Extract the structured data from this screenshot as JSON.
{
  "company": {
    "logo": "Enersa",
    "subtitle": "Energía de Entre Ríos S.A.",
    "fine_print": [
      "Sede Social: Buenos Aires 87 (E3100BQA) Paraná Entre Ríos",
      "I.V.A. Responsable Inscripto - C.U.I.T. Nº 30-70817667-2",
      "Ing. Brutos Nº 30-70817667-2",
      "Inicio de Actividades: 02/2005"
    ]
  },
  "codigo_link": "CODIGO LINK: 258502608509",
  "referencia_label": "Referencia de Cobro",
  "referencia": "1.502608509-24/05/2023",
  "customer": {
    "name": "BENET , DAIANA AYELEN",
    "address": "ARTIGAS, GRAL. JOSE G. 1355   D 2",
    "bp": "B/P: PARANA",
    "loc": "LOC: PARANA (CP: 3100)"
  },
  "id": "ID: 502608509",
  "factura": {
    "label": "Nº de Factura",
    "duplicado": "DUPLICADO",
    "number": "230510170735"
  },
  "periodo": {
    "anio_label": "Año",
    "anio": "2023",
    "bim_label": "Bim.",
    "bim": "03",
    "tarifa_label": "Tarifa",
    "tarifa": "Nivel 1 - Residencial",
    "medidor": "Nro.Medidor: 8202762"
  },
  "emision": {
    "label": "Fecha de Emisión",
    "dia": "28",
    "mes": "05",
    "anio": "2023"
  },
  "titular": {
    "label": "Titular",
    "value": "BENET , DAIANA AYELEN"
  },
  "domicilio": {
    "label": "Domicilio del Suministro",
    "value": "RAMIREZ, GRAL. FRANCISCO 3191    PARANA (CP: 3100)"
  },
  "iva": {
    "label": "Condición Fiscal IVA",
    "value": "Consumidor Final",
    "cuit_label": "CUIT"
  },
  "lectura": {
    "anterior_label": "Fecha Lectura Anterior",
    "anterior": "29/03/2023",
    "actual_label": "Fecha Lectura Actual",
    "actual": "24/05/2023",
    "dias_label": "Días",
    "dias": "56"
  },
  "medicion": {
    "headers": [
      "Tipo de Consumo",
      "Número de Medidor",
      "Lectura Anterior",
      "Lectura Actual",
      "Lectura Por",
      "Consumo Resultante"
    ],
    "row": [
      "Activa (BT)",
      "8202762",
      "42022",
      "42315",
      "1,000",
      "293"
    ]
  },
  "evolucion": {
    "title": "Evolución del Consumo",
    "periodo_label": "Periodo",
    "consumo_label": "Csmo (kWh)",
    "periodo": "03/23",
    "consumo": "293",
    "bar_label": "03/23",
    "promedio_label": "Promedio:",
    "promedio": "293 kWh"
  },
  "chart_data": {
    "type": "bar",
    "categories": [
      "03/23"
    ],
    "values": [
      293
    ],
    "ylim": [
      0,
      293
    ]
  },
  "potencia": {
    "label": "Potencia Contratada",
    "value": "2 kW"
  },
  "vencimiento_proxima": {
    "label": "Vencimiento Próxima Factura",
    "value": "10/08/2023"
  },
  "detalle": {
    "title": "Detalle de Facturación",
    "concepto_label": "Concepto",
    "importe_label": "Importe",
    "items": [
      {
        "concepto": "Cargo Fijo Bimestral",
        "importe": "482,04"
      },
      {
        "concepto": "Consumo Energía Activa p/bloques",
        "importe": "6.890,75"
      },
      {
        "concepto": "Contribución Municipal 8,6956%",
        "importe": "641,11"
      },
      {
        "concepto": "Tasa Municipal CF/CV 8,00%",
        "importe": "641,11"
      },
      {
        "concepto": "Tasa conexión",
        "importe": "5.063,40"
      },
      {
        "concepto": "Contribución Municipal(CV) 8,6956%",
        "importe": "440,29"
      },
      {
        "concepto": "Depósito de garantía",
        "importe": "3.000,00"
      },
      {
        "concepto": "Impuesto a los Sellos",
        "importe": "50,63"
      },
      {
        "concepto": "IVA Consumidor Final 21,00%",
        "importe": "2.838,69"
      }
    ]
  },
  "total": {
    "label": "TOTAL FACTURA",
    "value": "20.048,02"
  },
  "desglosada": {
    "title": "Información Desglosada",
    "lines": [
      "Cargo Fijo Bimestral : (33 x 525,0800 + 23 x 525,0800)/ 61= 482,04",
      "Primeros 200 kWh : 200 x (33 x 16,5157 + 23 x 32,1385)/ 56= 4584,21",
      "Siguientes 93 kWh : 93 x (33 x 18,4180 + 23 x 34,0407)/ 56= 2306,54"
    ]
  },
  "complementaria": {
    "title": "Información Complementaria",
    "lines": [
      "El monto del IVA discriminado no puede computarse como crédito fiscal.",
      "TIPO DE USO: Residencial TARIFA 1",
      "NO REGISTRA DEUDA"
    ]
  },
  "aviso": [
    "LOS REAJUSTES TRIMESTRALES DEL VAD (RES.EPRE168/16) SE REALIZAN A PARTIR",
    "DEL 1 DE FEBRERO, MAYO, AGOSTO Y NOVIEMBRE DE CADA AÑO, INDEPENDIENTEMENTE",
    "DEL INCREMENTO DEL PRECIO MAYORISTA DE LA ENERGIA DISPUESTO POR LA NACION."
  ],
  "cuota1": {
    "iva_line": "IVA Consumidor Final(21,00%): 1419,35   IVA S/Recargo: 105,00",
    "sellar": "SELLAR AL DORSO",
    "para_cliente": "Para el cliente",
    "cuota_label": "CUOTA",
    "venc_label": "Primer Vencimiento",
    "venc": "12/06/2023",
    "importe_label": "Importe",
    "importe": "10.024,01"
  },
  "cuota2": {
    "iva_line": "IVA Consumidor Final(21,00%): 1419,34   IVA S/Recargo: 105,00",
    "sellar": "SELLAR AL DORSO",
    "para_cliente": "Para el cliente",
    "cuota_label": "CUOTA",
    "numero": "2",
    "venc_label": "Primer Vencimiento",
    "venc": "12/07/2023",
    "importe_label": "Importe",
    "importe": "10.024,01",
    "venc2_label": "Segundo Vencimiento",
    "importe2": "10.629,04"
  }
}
━━━━━━━━
[Exercise task] Within the listing above, find every line containing the string "Medidor" and return it.

[The reply]
    "medidor": "Nro.Medidor: 8202762"
      "Número de Medidor",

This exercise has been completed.